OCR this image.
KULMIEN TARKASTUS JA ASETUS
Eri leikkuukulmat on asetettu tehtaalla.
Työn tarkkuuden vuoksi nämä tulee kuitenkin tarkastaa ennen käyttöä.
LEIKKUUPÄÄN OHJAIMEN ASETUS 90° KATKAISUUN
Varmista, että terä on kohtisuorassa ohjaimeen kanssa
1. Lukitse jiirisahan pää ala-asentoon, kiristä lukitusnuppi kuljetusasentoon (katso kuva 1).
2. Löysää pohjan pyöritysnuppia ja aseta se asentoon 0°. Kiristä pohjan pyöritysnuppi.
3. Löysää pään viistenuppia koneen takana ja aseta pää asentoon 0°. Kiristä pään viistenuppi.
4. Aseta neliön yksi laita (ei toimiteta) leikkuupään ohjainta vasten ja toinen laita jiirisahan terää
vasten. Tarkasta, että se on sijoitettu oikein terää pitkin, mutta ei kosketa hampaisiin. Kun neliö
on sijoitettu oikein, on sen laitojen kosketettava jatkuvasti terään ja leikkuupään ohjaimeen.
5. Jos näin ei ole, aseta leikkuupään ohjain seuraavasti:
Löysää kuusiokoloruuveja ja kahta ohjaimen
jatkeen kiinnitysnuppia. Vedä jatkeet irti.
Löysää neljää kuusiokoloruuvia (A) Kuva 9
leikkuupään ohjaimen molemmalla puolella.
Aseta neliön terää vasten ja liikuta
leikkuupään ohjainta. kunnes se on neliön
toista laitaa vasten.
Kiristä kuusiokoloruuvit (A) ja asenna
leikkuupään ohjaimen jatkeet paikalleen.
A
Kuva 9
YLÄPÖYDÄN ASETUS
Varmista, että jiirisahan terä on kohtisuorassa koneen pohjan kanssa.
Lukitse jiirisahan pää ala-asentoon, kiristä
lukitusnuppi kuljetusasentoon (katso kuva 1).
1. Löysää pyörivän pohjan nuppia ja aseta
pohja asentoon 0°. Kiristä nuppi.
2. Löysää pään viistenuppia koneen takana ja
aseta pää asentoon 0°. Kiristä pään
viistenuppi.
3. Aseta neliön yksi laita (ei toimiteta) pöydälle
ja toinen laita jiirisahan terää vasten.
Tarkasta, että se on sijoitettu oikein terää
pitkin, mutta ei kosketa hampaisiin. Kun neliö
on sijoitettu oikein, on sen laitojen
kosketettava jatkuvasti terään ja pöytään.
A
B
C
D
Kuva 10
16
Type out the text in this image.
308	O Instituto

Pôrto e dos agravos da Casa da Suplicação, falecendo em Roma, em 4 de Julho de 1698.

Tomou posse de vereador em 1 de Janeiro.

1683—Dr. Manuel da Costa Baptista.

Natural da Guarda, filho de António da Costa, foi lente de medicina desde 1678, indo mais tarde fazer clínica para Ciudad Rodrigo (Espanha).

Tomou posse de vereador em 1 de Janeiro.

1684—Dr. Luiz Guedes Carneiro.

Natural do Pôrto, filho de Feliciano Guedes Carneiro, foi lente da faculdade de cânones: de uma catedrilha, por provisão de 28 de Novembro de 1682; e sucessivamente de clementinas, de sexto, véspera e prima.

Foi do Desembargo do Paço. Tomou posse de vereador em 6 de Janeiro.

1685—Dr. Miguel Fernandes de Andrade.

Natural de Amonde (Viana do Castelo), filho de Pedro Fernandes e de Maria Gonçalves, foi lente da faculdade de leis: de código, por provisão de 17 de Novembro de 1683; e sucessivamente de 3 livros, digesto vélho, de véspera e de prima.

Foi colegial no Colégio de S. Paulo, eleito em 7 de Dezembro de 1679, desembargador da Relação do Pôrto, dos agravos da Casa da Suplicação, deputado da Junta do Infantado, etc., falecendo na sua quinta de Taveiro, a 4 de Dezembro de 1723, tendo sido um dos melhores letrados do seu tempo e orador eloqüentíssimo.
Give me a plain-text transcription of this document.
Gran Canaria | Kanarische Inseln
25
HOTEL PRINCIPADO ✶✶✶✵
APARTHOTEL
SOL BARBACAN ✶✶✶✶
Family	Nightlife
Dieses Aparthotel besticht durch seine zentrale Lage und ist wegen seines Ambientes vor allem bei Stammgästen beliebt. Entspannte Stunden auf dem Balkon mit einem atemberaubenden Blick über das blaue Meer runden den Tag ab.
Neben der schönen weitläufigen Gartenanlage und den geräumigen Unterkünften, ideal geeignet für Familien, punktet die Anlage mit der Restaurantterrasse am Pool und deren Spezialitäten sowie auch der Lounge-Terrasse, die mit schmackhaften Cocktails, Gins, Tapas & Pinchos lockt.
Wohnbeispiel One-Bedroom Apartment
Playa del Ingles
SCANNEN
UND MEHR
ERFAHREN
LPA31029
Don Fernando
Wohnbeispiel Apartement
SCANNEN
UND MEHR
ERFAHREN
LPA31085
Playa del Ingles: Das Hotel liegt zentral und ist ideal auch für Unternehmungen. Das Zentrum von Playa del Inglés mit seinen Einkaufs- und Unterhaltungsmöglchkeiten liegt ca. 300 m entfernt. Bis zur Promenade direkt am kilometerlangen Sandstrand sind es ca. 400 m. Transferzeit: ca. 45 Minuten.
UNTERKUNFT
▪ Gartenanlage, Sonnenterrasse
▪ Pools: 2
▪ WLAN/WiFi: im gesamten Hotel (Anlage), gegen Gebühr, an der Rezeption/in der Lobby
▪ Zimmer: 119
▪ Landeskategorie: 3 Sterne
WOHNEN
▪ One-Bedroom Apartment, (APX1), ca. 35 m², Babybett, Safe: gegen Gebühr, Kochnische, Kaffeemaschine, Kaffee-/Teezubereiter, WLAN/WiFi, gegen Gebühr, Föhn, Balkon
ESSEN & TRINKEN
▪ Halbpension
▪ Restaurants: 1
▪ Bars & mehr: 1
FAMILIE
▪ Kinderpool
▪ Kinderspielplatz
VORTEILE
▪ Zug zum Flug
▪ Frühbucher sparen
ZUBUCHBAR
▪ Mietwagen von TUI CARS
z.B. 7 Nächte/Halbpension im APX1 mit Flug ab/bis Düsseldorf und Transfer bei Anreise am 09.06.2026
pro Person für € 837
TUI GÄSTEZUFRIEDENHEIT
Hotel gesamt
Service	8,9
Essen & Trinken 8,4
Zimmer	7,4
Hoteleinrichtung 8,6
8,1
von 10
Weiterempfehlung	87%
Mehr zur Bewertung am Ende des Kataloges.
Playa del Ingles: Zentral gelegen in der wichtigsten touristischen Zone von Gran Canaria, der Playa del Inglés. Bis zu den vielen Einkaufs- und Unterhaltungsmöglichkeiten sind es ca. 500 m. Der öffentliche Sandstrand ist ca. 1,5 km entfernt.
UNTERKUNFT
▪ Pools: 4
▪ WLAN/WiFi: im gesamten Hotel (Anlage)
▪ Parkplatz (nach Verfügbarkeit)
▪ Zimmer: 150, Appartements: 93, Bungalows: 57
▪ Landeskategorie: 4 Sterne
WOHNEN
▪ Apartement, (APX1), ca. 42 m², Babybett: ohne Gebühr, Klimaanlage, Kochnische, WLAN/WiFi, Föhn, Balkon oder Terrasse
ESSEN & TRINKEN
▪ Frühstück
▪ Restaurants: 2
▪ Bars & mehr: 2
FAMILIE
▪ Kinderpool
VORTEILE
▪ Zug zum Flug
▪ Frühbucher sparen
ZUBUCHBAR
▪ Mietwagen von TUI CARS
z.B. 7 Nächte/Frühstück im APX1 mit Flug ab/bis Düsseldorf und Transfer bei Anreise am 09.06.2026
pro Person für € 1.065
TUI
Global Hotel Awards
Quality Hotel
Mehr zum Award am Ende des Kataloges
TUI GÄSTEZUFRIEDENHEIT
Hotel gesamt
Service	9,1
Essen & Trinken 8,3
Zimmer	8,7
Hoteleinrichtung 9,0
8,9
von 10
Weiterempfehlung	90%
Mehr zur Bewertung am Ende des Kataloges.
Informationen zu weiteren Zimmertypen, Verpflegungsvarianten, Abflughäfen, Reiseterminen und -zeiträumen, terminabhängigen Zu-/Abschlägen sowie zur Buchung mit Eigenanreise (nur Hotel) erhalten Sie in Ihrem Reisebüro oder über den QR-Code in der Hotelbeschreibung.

# # # #

• [Exercise brief] List the lines of the entries that include "Nächte".

• [Full solution]
z.B. 7 Nächte/Halbpension im APX1 mit Flug ab/bis Düsseldorf und Transfer bei Anreise am 09.06.2026
z.B. 7 Nächte/Frühstück im APX1 mit Flug ab/bis Düsseldorf und Transfer bei Anreise am 09.06.2026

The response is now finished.